-- TO DO --
Look for the string "Autorisations" and copy every line that has it.

-- DATASET RECORDS --
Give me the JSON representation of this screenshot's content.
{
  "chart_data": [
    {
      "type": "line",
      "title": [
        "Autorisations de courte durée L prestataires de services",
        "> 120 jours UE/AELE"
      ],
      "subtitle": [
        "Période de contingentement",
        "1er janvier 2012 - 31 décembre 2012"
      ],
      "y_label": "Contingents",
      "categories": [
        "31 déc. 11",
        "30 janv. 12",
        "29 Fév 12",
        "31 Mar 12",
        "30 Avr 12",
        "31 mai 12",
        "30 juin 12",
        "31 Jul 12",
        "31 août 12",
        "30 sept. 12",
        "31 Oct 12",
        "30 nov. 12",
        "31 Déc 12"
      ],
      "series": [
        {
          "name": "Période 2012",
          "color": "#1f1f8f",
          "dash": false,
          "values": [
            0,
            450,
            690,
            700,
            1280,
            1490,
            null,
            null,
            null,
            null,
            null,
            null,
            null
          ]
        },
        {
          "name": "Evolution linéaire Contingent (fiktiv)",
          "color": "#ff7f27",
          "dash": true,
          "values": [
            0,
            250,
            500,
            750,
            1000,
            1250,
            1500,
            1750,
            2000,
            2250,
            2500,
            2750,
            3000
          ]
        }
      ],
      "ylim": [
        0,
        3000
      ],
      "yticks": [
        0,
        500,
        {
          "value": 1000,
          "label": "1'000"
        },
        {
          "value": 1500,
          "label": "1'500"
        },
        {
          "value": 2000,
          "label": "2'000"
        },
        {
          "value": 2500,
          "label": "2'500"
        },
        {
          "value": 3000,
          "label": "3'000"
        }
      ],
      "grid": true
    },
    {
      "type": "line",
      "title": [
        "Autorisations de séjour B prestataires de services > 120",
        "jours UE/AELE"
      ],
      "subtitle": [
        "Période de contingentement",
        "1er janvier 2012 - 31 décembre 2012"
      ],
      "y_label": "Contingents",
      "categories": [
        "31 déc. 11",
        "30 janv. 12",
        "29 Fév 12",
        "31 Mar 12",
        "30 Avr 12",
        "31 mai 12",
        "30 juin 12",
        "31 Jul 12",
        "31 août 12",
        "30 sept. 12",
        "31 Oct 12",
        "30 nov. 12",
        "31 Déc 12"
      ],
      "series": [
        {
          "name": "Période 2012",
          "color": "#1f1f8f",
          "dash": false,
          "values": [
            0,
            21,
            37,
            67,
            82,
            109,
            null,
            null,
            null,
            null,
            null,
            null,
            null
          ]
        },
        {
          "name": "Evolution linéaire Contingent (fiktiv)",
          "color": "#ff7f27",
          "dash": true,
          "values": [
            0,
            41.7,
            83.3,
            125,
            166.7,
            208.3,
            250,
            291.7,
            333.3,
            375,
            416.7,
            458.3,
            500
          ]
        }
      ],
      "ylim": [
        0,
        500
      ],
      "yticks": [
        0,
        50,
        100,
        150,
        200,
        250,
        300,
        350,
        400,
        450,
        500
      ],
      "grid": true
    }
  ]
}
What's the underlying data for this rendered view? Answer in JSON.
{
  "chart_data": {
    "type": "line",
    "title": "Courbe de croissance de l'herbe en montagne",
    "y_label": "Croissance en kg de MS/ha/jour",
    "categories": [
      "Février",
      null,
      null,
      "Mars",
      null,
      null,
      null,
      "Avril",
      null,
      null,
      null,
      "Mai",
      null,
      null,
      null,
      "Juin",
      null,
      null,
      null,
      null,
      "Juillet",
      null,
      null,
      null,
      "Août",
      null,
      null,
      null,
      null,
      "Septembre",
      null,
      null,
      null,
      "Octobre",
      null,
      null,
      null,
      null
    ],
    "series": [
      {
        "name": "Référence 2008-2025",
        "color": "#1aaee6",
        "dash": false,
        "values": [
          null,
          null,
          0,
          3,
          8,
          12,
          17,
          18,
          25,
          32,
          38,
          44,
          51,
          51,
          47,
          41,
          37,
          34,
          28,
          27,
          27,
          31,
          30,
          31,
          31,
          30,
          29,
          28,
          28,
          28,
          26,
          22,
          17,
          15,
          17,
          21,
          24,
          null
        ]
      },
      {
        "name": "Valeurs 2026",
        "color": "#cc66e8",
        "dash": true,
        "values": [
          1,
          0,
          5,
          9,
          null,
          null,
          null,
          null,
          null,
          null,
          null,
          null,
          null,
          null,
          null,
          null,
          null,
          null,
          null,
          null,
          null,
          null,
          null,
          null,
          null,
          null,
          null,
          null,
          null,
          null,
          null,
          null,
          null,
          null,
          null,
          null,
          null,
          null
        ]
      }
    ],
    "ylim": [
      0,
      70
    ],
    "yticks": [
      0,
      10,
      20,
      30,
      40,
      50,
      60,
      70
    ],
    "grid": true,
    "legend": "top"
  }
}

-- ANSWER TO THIS EXERCISE --
        "Autorisations de courte durée L prestataires de services",
        "Autorisations de séjour B prestataires de services > 120",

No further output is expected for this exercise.